Exercise goal: Please reproduce the material below line for line, changing nothing.

** Begin Records for the task **

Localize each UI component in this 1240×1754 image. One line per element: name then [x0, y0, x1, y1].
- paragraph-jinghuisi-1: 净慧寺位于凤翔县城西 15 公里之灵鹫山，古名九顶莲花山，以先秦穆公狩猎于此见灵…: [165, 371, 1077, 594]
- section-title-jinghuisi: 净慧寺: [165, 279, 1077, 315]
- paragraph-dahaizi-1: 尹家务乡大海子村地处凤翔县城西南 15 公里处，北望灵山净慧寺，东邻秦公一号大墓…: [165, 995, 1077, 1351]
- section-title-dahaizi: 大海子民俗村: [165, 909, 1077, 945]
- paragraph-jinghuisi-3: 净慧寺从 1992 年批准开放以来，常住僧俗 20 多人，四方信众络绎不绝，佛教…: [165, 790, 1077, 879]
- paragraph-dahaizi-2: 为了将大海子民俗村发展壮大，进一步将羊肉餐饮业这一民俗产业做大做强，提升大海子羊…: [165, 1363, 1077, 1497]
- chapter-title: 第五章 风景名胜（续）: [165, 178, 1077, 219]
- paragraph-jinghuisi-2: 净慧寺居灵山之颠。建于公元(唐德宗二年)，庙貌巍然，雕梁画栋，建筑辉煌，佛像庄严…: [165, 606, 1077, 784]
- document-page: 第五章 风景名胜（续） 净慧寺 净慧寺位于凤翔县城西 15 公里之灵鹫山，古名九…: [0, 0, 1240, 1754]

** End Records for the task **

Exercise response:
Localize each UI component in this 1240×1754 image. One line per element: name then [x0, y0, x1, y1].
- paragraph-jinghuisi-1: 净慧寺位于凤翔县城西 15 公里之灵鹫山，古名九顶莲花山，以先秦穆公狩猎于此见灵…: [165, 371, 1077, 594]
- section-title-jinghuisi: 净慧寺: [165, 279, 1077, 315]
- paragraph-dahaizi-1: 尹家务乡大海子村地处凤翔县城西南 15 公里处，北望灵山净慧寺，东邻秦公一号大墓…: [165, 995, 1077, 1351]
- section-title-dahaizi: 大海子民俗村: [165, 909, 1077, 945]
- paragraph-jinghuisi-3: 净慧寺从 1992 年批准开放以来，常住僧俗 20 多人，四方信众络绎不绝，佛教…: [165, 790, 1077, 879]
- paragraph-dahaizi-2: 为了将大海子民俗村发展壮大，进一步将羊肉餐饮业这一民俗产业做大做强，提升大海子羊…: [165, 1363, 1077, 1497]
- chapter-title: 第五章 风景名胜（续）: [165, 178, 1077, 219]
- paragraph-jinghuisi-2: 净慧寺居灵山之颠。建于公元(唐德宗二年)，庙貌巍然，雕梁画栋，建筑辉煌，佛像庄严…: [165, 606, 1077, 784]
- document-page: 第五章 风景名胜（续） 净慧寺 净慧寺位于凤翔县城西 15 公里之灵鹫山，古名九…: [0, 0, 1240, 1754]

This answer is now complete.